▶ [Record set]
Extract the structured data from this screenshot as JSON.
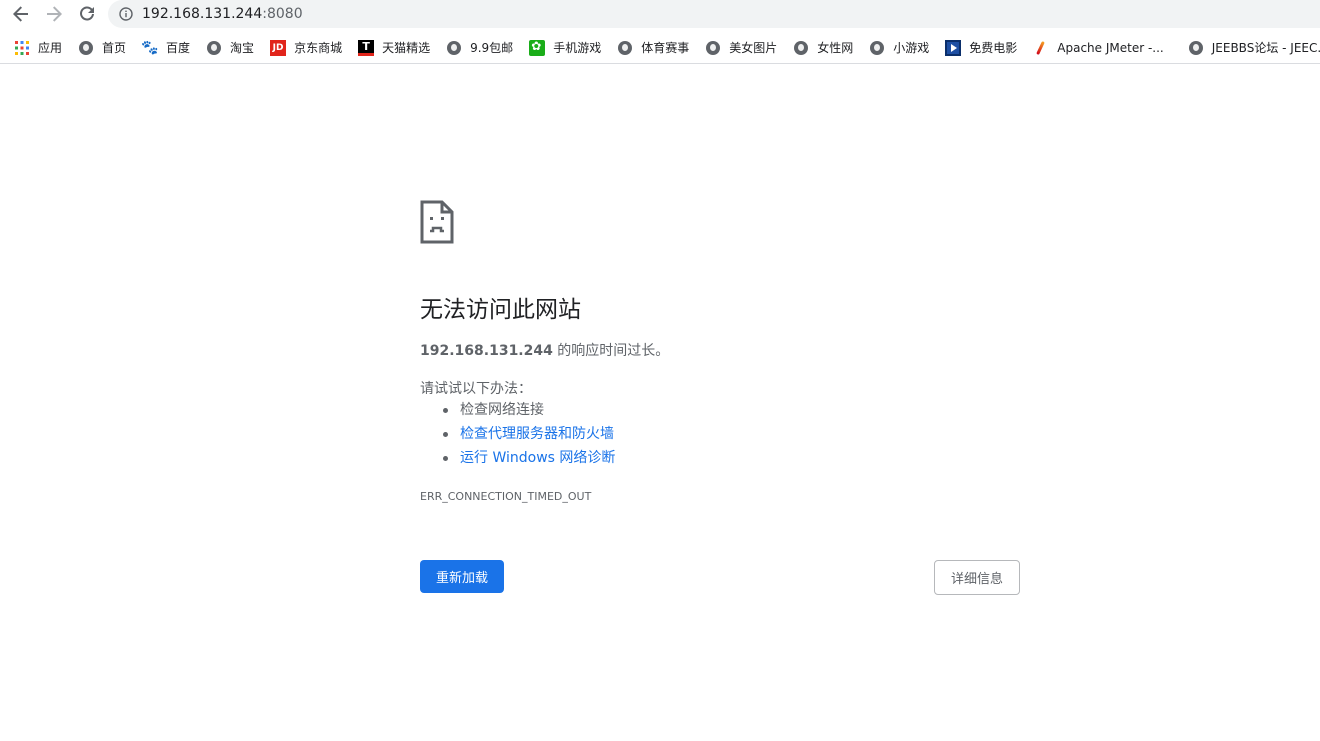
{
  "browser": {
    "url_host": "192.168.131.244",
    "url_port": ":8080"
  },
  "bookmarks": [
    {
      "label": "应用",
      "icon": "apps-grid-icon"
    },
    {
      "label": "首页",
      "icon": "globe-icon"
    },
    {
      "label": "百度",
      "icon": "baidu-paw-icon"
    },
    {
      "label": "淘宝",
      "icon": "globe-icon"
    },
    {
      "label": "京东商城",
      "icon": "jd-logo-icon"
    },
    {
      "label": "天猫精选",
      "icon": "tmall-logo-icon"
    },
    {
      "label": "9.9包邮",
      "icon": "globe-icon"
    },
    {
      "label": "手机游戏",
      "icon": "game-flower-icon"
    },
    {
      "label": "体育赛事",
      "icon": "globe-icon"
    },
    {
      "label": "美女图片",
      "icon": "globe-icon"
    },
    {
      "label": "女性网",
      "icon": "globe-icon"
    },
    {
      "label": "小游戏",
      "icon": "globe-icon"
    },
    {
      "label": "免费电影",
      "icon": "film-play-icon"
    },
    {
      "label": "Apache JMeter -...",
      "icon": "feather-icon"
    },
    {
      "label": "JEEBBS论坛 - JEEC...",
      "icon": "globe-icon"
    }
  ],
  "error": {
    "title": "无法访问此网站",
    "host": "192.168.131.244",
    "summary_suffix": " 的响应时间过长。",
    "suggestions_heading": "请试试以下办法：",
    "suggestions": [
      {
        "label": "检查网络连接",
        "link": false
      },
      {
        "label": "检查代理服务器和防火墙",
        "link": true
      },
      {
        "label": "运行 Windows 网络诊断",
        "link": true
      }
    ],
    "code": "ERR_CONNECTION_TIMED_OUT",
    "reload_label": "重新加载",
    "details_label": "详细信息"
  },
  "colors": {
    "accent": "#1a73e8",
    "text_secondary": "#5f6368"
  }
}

▶ [Set task] Leave out the pictures and print every line of the data exactly.

▶ [Solved problem]
Extract the structured data from this screenshot as JSON.
{
  "browser": {
    "url_host": "192.168.131.244",
    "url_port": ":8080"
  },
  "bookmarks": [
    {
      "label": "应用",
      "icon": "apps-grid-icon"
    },
    {
      "label": "首页",
      "icon": "globe-icon"
    },
    {
      "label": "百度",
      "icon": "baidu-paw-icon"
    },
    {
      "label": "淘宝",
      "icon": "globe-icon"
    },
    {
      "label": "京东商城",
      "icon": "jd-logo-icon"
    },
    {
      "label": "天猫精选",
      "icon": "tmall-logo-icon"
    },
    {
      "label": "9.9包邮",
      "icon": "globe-icon"
    },
    {
      "label": "手机游戏",
      "icon": "game-flower-icon"
    },
    {
      "label": "体育赛事",
      "icon": "globe-icon"
    },
    {
      "label": "美女图片",
      "icon": "globe-icon"
    },
    {
      "label": "女性网",
      "icon": "globe-icon"
    },
    {
      "label": "小游戏",
      "icon": "globe-icon"
    },
    {
      "label": "免费电影",
      "icon": "film-play-icon"
    },
    {
      "label": "Apache JMeter -...",
      "icon": "feather-icon"
    },
    {
      "label": "JEEBBS论坛 - JEEC...",
      "icon": "globe-icon"
    }
  ],
  "error": {
    "title": "无法访问此网站",
    "host": "192.168.131.244",
    "summary_suffix": " 的响应时间过长。",
    "suggestions_heading": "请试试以下办法：",
    "suggestions": [
      {
        "label": "检查网络连接",
        "link": false
      },
      {
        "label": "检查代理服务器和防火墙",
        "link": true
      },
      {
        "label": "运行 Windows 网络诊断",
        "link": true
      }
    ],
    "code": "ERR_CONNECTION_TIMED_OUT",
    "reload_label": "重新加载",
    "details_label": "详细信息"
  },
  "colors": {
    "accent": "#1a73e8",
    "text_secondary": "#5f6368"
  }
}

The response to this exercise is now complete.